--- start of RECORDS SUPPLIED ---

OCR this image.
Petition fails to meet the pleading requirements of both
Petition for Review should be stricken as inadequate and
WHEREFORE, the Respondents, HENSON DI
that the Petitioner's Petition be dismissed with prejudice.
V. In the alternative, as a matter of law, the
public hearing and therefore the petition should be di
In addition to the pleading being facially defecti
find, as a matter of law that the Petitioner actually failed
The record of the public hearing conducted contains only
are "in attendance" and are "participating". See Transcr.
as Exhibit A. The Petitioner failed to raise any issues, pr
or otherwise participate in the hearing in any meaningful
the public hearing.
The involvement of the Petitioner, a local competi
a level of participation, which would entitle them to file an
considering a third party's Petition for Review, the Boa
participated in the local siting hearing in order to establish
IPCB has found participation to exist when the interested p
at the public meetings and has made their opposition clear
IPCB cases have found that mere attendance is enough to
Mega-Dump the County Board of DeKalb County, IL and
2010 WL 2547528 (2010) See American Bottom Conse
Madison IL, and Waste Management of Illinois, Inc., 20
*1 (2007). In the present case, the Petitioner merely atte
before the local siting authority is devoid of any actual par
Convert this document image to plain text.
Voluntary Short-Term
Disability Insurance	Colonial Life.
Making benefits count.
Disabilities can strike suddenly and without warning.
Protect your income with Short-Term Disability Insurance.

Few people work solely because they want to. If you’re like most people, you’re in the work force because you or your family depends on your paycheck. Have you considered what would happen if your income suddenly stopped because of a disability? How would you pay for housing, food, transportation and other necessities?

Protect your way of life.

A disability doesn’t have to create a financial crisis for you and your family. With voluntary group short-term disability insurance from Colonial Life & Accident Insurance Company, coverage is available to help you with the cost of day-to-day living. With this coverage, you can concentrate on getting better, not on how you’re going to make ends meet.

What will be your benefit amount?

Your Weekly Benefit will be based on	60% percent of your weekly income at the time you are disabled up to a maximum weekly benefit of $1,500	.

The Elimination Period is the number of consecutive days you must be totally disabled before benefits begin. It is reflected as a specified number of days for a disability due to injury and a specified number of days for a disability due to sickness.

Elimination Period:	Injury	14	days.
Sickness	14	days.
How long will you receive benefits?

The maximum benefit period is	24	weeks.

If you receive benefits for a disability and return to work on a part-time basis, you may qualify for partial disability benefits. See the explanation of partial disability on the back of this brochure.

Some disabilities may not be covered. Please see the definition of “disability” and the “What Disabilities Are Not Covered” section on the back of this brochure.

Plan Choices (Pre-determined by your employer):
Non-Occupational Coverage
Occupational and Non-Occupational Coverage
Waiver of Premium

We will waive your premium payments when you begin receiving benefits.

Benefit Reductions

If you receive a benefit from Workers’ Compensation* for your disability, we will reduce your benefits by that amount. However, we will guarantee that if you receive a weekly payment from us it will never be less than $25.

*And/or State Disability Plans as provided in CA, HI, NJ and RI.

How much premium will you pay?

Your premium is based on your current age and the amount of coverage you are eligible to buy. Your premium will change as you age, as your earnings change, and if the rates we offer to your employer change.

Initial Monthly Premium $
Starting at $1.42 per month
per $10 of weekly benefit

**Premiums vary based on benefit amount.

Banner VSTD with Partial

--- end of RECORDS SUPPLIED ---

- JOB:
Lines holding the word "Review" should be counted across the entries; state only how many there are.

- EXERCISE SOLUTION:
2